Exercise details | Only the number is wanted: how many lines hold the word "annotation"?

Figure dataset records
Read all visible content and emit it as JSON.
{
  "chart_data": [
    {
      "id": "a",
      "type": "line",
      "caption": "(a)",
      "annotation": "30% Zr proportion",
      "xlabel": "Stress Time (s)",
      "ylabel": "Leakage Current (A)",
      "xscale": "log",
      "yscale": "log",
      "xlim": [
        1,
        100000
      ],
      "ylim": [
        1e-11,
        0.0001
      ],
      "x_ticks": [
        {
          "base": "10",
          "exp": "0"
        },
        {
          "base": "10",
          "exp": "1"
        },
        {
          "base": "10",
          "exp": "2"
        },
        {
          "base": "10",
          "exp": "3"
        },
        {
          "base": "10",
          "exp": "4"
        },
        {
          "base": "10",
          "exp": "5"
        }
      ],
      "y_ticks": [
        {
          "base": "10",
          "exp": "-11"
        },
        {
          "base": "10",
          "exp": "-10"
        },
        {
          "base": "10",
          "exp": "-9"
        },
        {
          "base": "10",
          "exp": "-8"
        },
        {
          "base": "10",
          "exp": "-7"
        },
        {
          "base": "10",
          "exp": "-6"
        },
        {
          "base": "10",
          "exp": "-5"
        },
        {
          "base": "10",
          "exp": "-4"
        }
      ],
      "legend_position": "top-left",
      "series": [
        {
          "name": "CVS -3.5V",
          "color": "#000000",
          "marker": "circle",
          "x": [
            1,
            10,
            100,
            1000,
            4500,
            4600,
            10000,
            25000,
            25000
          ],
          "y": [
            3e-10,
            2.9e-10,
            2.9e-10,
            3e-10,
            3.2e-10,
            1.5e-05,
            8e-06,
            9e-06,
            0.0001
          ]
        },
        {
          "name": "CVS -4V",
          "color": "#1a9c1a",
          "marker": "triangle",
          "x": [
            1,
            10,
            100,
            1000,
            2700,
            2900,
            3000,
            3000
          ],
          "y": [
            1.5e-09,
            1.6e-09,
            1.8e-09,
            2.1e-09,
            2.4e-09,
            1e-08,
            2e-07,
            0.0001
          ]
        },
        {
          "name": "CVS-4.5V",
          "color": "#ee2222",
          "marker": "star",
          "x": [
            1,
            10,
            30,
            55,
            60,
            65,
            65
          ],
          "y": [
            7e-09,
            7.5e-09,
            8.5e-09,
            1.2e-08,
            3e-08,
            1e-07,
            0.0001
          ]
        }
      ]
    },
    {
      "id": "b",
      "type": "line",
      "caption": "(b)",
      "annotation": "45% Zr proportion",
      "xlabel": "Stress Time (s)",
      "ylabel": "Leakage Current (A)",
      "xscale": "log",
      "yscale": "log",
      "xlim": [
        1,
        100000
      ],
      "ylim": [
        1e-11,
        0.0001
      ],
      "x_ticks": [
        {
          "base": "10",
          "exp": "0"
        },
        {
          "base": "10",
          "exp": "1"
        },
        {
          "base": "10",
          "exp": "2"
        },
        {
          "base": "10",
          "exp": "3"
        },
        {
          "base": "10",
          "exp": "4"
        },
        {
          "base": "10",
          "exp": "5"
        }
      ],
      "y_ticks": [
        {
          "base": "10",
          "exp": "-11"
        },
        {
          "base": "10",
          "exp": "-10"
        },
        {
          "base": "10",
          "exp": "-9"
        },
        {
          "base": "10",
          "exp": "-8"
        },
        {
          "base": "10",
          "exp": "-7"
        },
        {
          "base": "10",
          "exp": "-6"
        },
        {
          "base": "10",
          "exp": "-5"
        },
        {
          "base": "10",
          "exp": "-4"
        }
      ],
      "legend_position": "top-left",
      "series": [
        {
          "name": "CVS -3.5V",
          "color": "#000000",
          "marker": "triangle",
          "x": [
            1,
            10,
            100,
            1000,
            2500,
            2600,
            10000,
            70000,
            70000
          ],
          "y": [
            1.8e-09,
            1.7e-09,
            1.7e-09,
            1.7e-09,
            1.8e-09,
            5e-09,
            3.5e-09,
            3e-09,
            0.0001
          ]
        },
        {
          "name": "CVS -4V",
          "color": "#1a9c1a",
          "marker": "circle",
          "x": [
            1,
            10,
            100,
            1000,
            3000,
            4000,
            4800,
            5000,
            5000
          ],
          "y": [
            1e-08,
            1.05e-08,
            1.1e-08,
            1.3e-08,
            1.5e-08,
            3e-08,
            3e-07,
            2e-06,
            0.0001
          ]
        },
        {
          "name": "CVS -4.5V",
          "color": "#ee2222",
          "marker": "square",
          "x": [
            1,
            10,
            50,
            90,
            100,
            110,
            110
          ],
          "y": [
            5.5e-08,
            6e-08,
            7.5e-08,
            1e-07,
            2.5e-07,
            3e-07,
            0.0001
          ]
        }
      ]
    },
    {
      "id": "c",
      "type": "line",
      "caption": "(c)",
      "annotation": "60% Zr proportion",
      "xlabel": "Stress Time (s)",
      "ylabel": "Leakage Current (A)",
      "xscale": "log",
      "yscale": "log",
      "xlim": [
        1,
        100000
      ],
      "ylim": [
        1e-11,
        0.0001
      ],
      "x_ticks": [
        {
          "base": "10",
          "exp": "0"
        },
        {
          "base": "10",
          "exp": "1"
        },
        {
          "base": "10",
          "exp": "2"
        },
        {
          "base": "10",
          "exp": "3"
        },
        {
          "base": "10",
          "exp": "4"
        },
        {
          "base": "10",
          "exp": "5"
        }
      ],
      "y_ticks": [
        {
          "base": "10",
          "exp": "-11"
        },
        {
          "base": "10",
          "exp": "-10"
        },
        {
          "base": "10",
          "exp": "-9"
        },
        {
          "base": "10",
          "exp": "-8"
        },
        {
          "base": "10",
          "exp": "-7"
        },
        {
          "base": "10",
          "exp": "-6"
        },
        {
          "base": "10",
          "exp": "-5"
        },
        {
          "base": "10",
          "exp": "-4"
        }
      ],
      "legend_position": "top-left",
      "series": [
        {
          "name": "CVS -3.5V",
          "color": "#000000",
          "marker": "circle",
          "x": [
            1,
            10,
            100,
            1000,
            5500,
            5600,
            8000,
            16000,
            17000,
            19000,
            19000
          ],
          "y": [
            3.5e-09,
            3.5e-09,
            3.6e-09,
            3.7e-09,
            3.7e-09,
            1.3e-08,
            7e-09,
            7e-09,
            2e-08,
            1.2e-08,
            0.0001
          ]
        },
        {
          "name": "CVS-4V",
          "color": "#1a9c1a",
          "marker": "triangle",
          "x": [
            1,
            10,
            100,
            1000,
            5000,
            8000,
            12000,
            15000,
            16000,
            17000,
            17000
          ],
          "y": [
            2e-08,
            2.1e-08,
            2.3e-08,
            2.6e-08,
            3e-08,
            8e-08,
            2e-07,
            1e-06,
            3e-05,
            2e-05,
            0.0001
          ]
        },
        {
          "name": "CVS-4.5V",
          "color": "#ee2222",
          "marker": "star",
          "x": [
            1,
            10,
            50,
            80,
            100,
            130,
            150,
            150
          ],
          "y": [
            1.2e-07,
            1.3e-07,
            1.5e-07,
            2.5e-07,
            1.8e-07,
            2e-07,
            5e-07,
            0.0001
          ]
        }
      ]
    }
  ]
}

Result of this task | 3